● Selection:
⟨

In China, real estate prices will see a nose dive in August 2022.  Month-on-month price falls spread to more cities in August 2022, with unfinished projects across China increasingly a longer-term drag on sentiment. Out of the 70 cities surveyed, 50 reported price falls in August, up from 40 cities in July 2022. Home prices dropped 0.2% and 0.4% in tier-two and tier-three cities respectively, official data showed.

Empty unsold buildings were made to be demolished as builders could not sell and property tax was mounting. Videos of demolishing big towers in China were circulated in social media and in authorised media of China.

What was the problem? It was nothing less than the Sub Prime crisis in the USA, where the investors of Mortgaged Backed Securities started liquidating the investment on the pretext of bad loans. The victim was Lehman Brothers and many non banking financial institutions including some famous REITs. Similarly in China too, the loans were refused to be served by the home loan borrowers as the builders could not complete the projects in time and had manipulated the funds from the operations and sales.

“Short term borrowings and long term investments” is the perpetual bad habit of the real estate players. A new trend has emerged as “the profits are withdrawn first” at the starting point of the project.

⟩

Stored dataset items
⟨

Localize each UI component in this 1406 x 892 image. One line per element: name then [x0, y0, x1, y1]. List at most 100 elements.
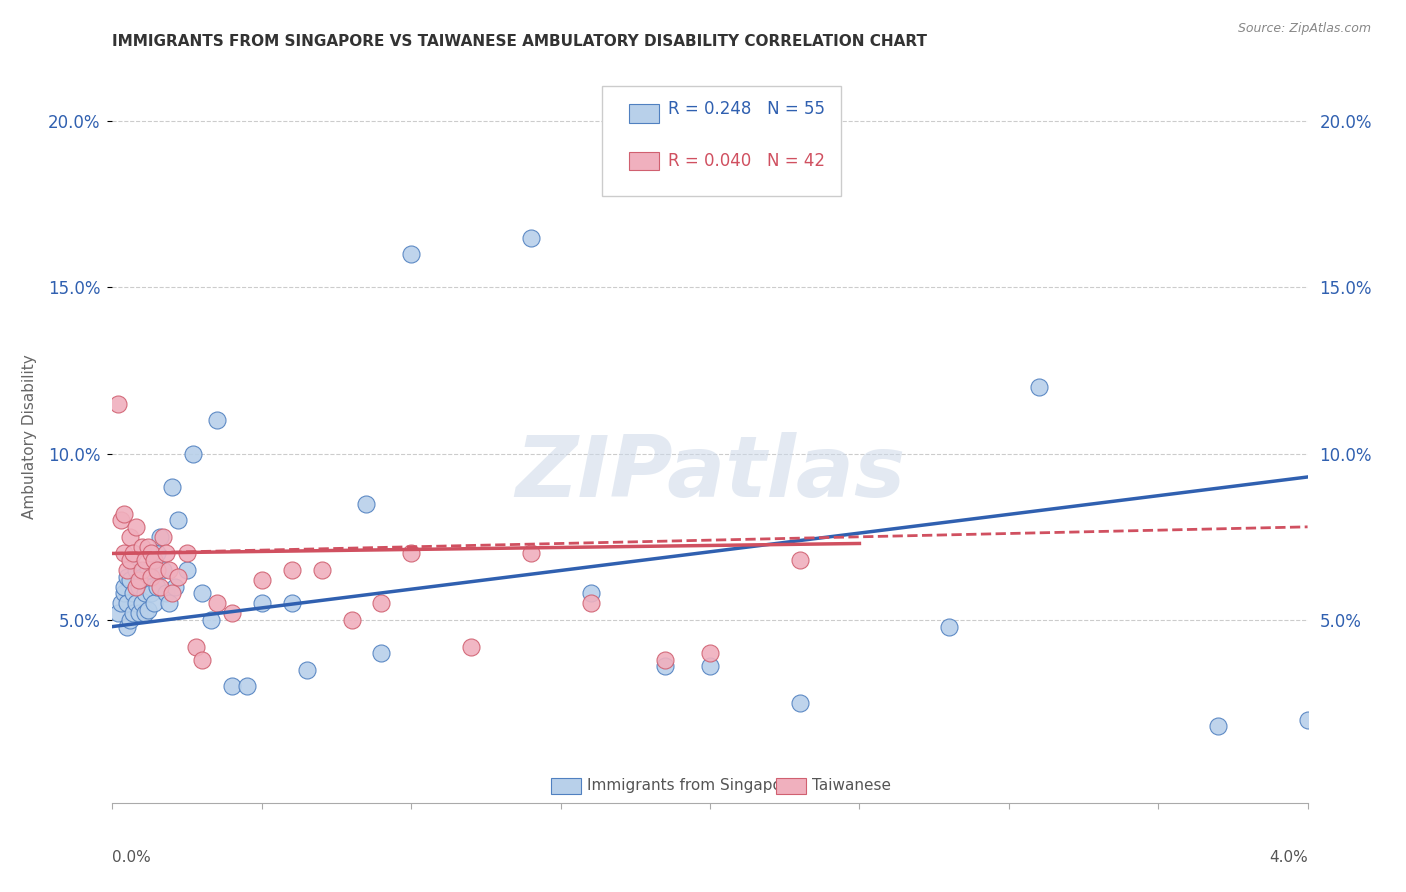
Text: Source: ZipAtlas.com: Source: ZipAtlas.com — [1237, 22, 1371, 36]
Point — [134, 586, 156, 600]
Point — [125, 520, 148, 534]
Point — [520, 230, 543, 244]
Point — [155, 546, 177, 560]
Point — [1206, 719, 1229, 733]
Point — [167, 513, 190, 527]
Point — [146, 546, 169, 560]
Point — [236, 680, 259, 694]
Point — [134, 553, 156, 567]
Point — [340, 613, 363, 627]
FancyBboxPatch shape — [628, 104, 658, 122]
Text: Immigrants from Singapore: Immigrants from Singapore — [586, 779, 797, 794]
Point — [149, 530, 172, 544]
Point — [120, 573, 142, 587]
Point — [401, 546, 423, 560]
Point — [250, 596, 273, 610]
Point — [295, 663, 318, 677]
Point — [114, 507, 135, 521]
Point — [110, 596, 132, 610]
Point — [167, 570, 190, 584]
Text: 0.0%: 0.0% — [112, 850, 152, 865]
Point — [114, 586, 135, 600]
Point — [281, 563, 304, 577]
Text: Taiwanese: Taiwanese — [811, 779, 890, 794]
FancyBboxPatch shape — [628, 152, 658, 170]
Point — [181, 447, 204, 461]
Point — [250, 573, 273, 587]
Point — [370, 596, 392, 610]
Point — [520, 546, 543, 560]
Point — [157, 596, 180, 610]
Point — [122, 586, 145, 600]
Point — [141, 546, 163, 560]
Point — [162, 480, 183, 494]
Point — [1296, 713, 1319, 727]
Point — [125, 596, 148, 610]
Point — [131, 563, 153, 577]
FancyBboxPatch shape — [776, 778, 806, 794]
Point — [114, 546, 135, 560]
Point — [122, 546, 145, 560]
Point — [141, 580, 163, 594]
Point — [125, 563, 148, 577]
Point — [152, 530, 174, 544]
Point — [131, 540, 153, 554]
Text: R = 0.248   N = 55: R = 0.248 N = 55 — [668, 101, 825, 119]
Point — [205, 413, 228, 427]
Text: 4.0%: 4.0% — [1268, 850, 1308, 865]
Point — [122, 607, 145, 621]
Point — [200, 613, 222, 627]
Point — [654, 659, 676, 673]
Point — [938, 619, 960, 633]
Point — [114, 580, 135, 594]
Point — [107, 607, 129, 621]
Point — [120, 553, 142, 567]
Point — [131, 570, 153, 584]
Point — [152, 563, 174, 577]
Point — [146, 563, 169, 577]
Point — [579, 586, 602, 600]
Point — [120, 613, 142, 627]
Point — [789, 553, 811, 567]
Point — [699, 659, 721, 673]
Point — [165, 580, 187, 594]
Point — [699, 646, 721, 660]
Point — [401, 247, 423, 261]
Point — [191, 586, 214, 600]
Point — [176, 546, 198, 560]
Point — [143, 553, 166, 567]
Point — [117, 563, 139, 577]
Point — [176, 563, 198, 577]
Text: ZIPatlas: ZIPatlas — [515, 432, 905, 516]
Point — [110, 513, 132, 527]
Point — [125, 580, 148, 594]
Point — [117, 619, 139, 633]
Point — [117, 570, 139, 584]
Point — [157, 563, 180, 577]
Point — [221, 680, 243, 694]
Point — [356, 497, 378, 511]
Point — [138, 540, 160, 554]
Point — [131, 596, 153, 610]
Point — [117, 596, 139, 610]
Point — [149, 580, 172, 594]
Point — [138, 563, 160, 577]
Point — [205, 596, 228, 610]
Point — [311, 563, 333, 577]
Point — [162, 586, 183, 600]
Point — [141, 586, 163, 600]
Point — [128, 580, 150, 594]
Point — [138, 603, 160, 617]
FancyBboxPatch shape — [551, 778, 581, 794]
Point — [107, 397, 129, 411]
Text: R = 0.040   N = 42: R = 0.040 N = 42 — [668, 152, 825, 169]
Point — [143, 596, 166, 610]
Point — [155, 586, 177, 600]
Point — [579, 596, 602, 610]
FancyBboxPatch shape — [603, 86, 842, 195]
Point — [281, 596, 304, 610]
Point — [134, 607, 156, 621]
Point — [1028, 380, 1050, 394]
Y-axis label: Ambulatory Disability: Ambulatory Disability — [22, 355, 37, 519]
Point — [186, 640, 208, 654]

⟩

● What you will do:
a - Echo the stretch of the passage on China's property market from "Empty unsold buildings" through "operations and sales.".
b - For each statement, say whether it agrees with the passage on China's property market, answering yes or no and quoting the deciding words: (i) Fifty of the seventy surveyed cities reported price falls in August. (ii) Home prices in tier-two cities dropped 0.4%. (iii) Lehman Brothers is named as a victim of the Sub Prime crisis.
c - Pick up the passage on China's property market after its last sentence and continue writing it.
The listing was taken from a separate source.

● Solved tasks:
a -
Empty unsold buildings were made to be demolished as builders could not sell and property tax was mounting. Videos of demolishing big towers in China were circulated in social media and in authorised media of China.

What was the problem? It was nothing less than the Sub Prime crisis in the USA, where the investors of Mortgaged Backed Securities started liquidating the investment on the pretext of bad loans. The victim was Lehman Brothers and many non banking financial institutions including some famous REITs. Similarly in China too, the loans were refused to be served by the home loan borrowers as the builders could not complete the projects in time and had manipulated the funds from the operations and sales.

b -
(i) Yes: "Out of the 70 cities surveyed, 50 reported price falls in August"
(ii) No: "Home prices dropped 0.2% and 0.4% in tier-two and tier-three cities respectively"
(iii) Yes: "The victim was Lehman Brothers"

c -
Will RERA in India help? To the extent yes. Because of two reasons. First: no project can be sold without first registration with RERA, this will take away the joy of selling the projects before launch, “pre launch”. It discourages the investors to reduce speculations. Secondly: A prescribed rule in the RER Act 2016 is for 70% of the receivable must be deployed in the construction of the said project.

The customer behavior in India is extremely different then of China or European countries. Here, “Home” is just not an asset but it has sentimental values. The home borrower, unless in distress, will keep the payment of EMI on its highest priority. The default rates and industry standard NPA has been below 2% since 2003. It may vary lender to lender as per their credit policies and exposure to risk while distributing loans.

China’s home loan market is different from that of India. The state owned agencies decide the credit policies and MCLR. Whereas the open economy of India has deregulated the MCLR long back. RBI puts a suggestive lending and REPO rate. Every bank and financial institution has its own minimum lending rate structure and add-on as per the risk and credit score of the borrower.

But a big lesson must be learnt from China is when things go into litigation, the borrower wants to stop the EMI, which he does instantly and make the bank a party specifically when there is a subvention scheme.

It will be a difficult proposition for the banker to recover the major part of the loan from builder and borrower when builder defaults and does not pay pre EMI as promised in tripartite agreement, and borrower limits himself to the amount paid in subvention scheme.

The Subsidy scheme is nothing but the borrower gives guarantee to construction loan taken by the builder. In this, when the builder fails, the borrower is solely responsible even though the builder has taken the entire money as construction loan.